WHAT YOU HAVE TO DO: Identify each line below that contains the word "note", and copy it out.

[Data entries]
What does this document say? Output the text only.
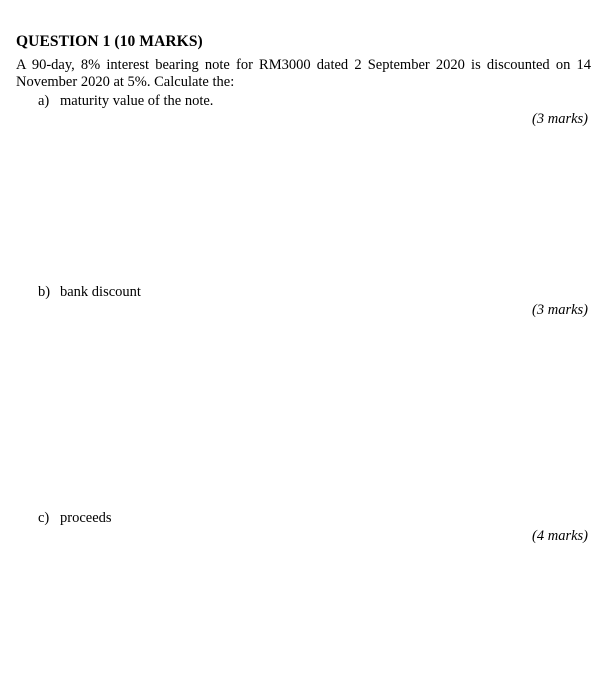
QUESTION 1 (10 MARKS)
A 90-day, 8% interest bearing note for RM3000 dated 2 September 2020 is discounted on 14
November 2020 at 5%. Calculate the:
a) maturity value of the note.
(3 marks)
b) bank discount
(3 marks)
c) proceeds
(4 marks)
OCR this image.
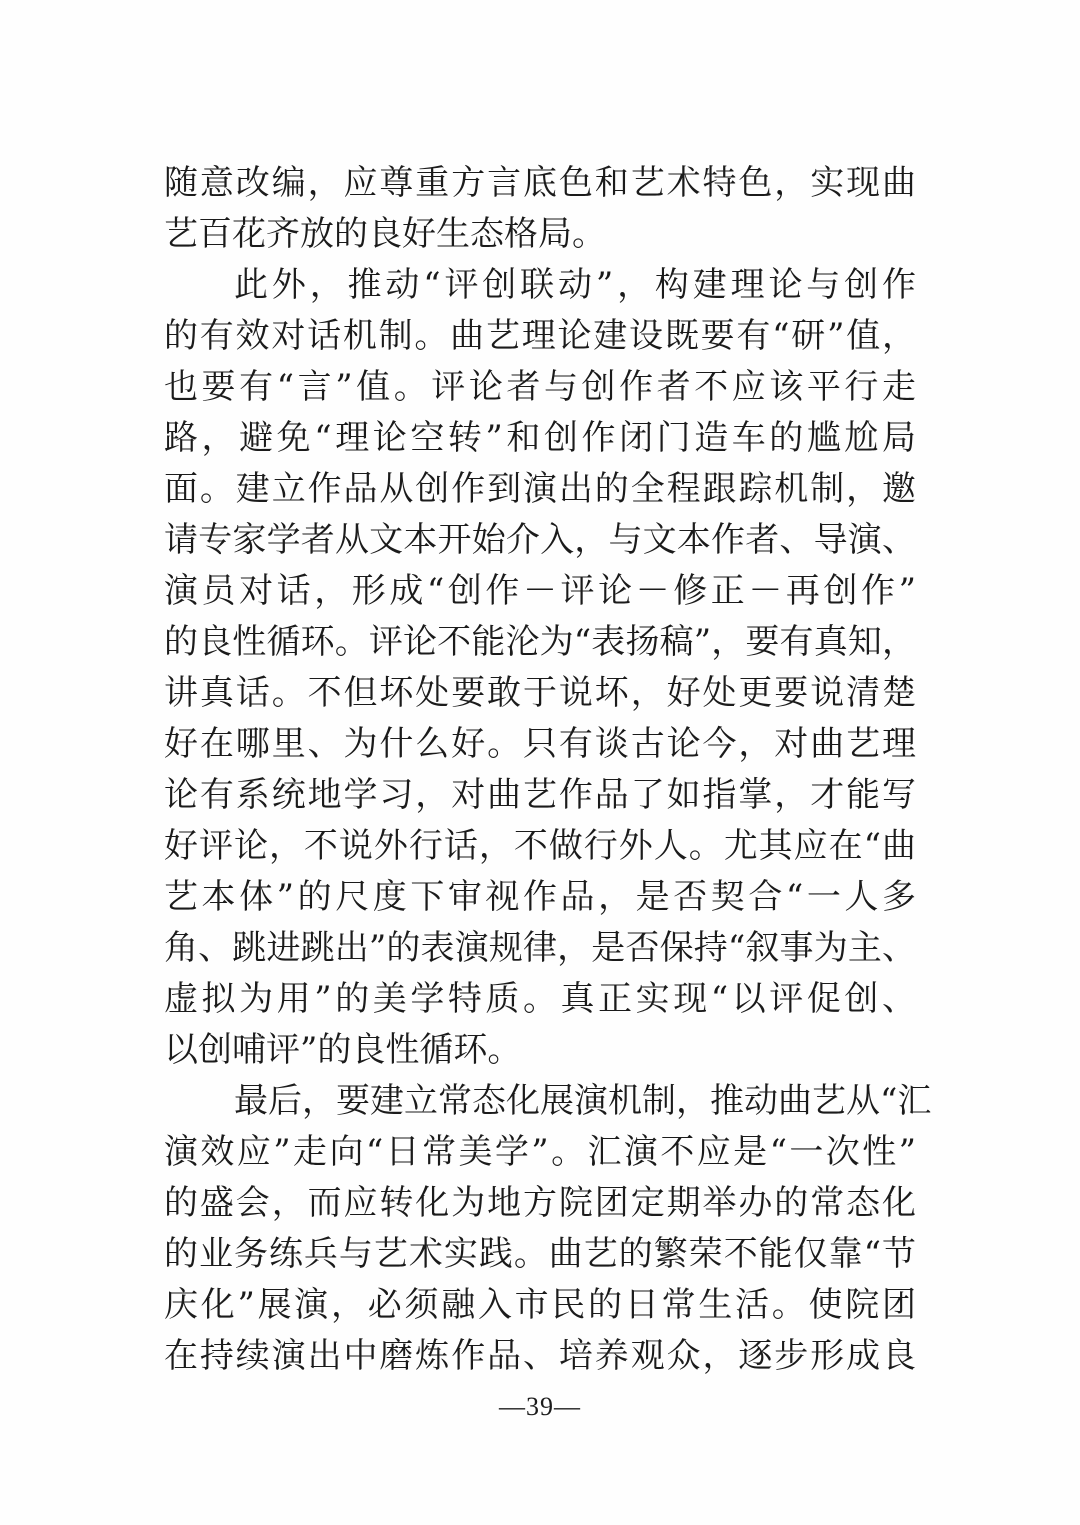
随意改编，应尊重方言底色和艺术特色，实现曲
艺百花齐放的良好生态格局。
此外，推动“评创联动”，构建理论与创作
的有效对话机制。曲艺理论建设既要有“研”值，
也要有“言”值。评论者与创作者不应该平行走
路，避免“理论空转”和创作闭门造车的尴尬局
面。建立作品从创作到演出的全程跟踪机制，邀
请专家学者从文本开始介入，与文本作者、导演、
演员对话，形成“创作－评论－修正－再创作”
的良性循环。评论不能沦为“表扬稿”，要有真知，
讲真话。不但坏处要敢于说坏，好处更要说清楚
好在哪里、为什么好。只有谈古论今，对曲艺理
论有系统地学习，对曲艺作品了如指掌，才能写
好评论，不说外行话，不做行外人。尤其应在“曲
艺本体”的尺度下审视作品，是否契合“一人多
角、跳进跳出”的表演规律，是否保持“叙事为主、
虚拟为用”的美学特质。真正实现“以评促创、
以创哺评”的良性循环。
最后，要建立常态化展演机制，推动曲艺从“汇
演效应”走向“日常美学”。汇演不应是“一次性”
的盛会，而应转化为地方院团定期举办的常态化
的业务练兵与艺术实践。曲艺的繁荣不能仅靠“节
庆化”展演，必须融入市民的日常生活。使院团
在持续演出中磨炼作品、培养观众，逐步形成良
—39—
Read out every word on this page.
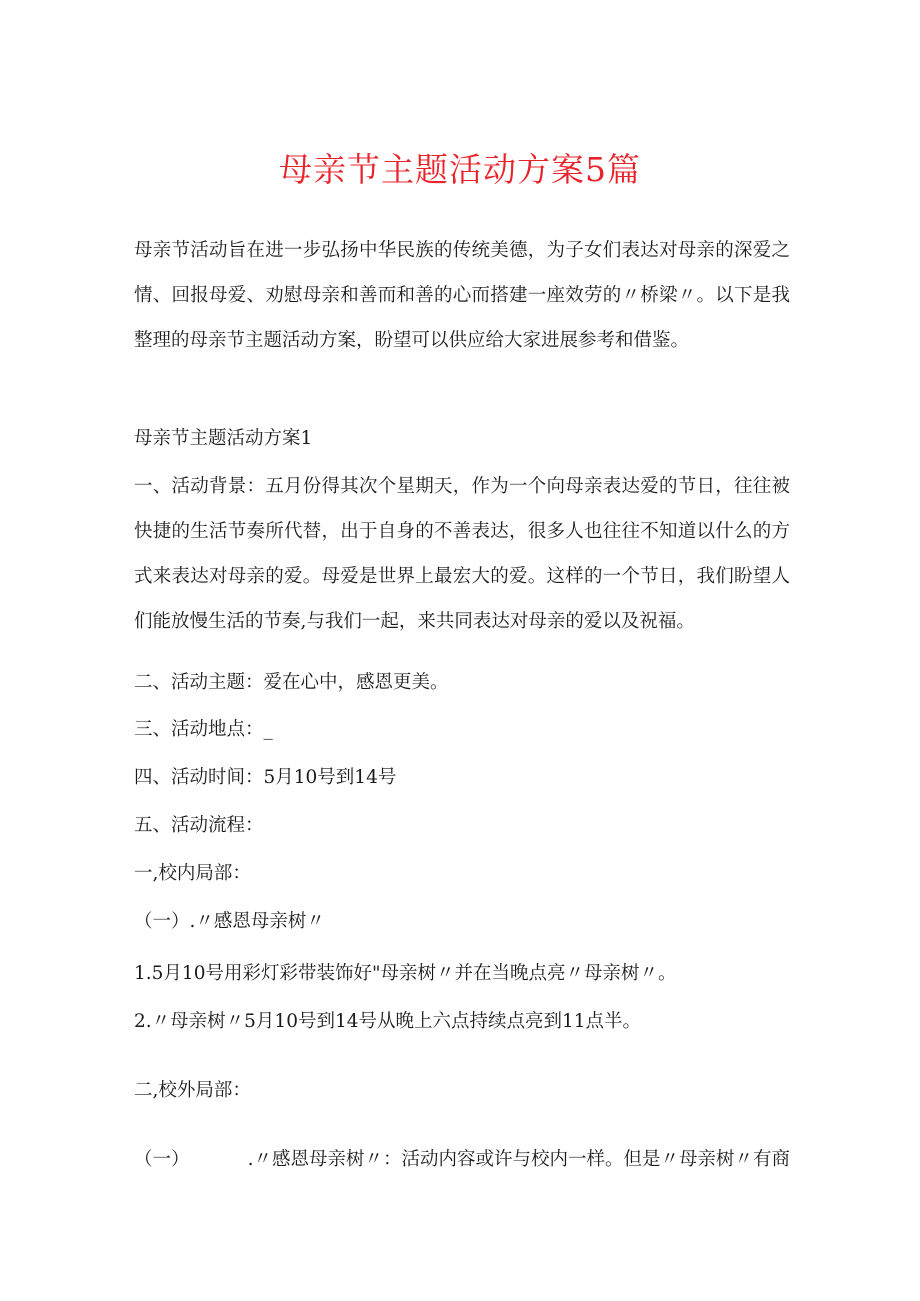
母亲节主题活动方案5篇

母亲节活动旨在进一步弘扬中华民族的传统美德，为子女们表达对母亲的深爱之情、回报母爱、劝慰母亲和善而和善的心而搭建一座效劳的〃桥梁〃。以下是我整理的母亲节主题活动方案，盼望可以供应给大家进展参考和借鉴。

母亲节主题活动方案1

一、活动背景：五月份得其次个星期天，作为一个向母亲表达爱的节日，往往被快捷的生活节奏所代替，出于自身的不善表达，很多人也往往不知道以什么的方式来表达对母亲的爱。母爱是世界上最宏大的爱。这样的一个节日，我们盼望人们能放慢生活的节奏,与我们一起，来共同表达对母亲的爱以及祝福。

二、活动主题：爱在心中，感恩更美。

三、活动地点：_

四、活动时间：5月10号到14号

五、活动流程：

一,校内局部：

（一）.〃感恩母亲树〃

1.5月10号用彩灯彩带装饰好"母亲树〃并在当晚点亮〃母亲树〃。

2.〃母亲树〃5月10号到14号从晚上六点持续点亮到11点半。

二,校外局部：

（一）	.〃感恩母亲树〃：活动内容或许与校内一样。但是〃母亲树〃有商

THE OUTPUT:
A 90-day, 8% interest bearing note for RM3000 dated 2 September 2020 is discounted on 14
a) maturity value of the note.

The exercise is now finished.